[Start Given data]

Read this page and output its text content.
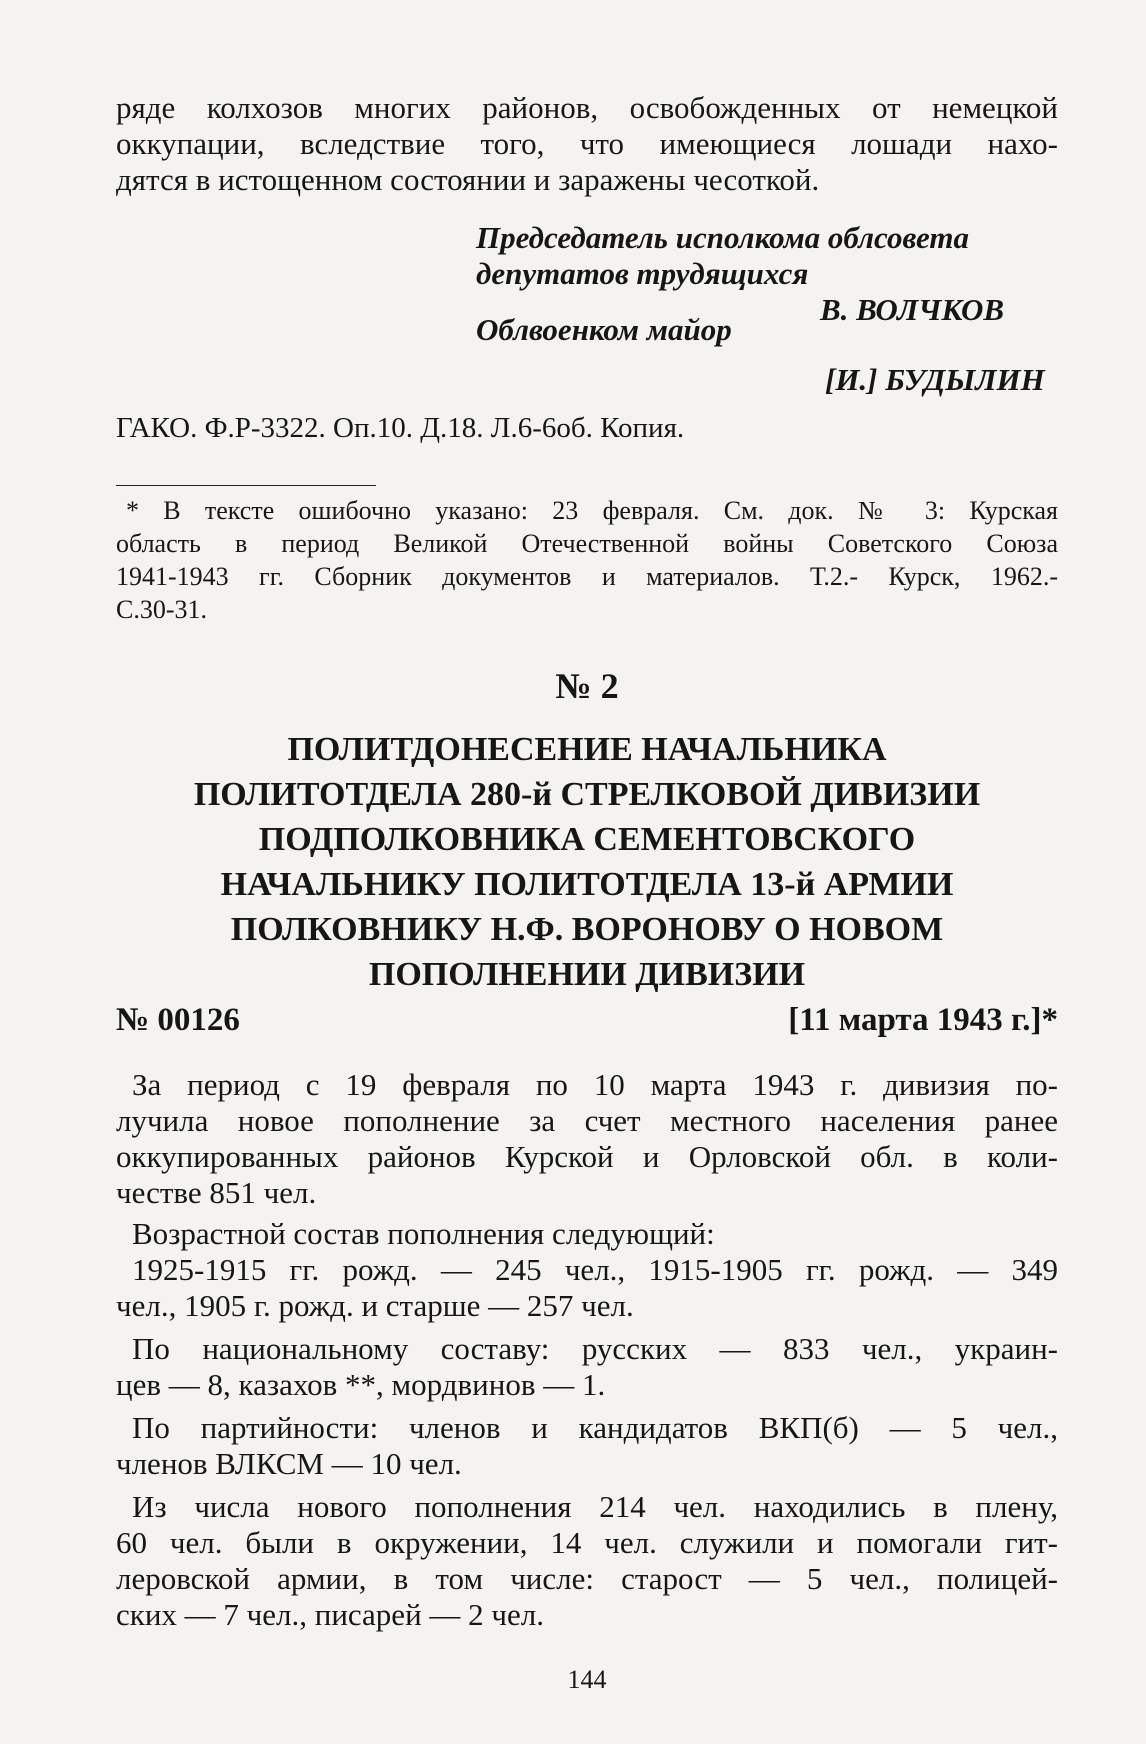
ряде колхозов многих районов, освобожденных от немецкой
оккупации, вследствие того, что имеющиеся лошади нахо-
дятся в истощенном состоянии и заражены чесоткой.
Председатель исполкома облсовета
депутатов трудящихся
В. ВОЛЧКОВ
Облвоенком майор
[И.] БУДЫЛИН
ГАКО. Ф.Р-3322. Оп.10. Д.18. Л.6-6об. Копия.
* В тексте ошибочно указано: 23 февраля. См. док. № 3: Курская
область в период Великой Отечественной войны Советского Союза
1941-1943 гг. Сборник документов и материалов. Т.2.- Курск, 1962.-
С.30-31.
№ 2
ПОЛИТДОНЕСЕНИЕ НАЧАЛЬНИКА
ПОЛИТОТДЕЛА 280-й СТРЕЛКОВОЙ ДИВИЗИИ
ПОДПОЛКОВНИКА СЕМЕНТОВСКОГО
НАЧАЛЬНИКУ ПОЛИТОТДЕЛА 13-й АРМИИ
ПОЛКОВНИКУ Н.Ф. ВОРОНОВУ О НОВОМ
ПОПОЛНЕНИИ ДИВИЗИИ
№ 00126	[11 марта 1943 г.]*
За период с 19 февраля по 10 марта 1943 г. дивизия по-
лучила новое пополнение за счет местного населения ранее
оккупированных районов Курской и Орловской обл. в коли-
честве 851 чел.
Возрастной состав пополнения следующий:
1925-1915 гг. рожд. — 245 чел., 1915-1905 гг. рожд. — 349
чел., 1905 г. рожд. и старше — 257 чел.
По национальному составу: русских — 833 чел., украин-
цев — 8, казахов **, мордвинов — 1.
По партийности: членов и кандидатов ВКП(б) — 5 чел.,
членов ВЛКСМ — 10 чел.
Из числа нового пополнения 214 чел. находились в плену,
60 чел. были в окружении, 14 чел. служили и помогали гит-
леровской армии, в том числе: старост — 5 чел., полицей-
ских — 7 чел., писарей — 2 чел.
144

[End Given data]

◆ Written problem
Select every line in the material above where the string "членов" occurs, and copy it.

◆ Task output
По партийности: членов и кандидатов ВКП(б) — 5 чел.,
членов ВЛКСМ — 10 чел.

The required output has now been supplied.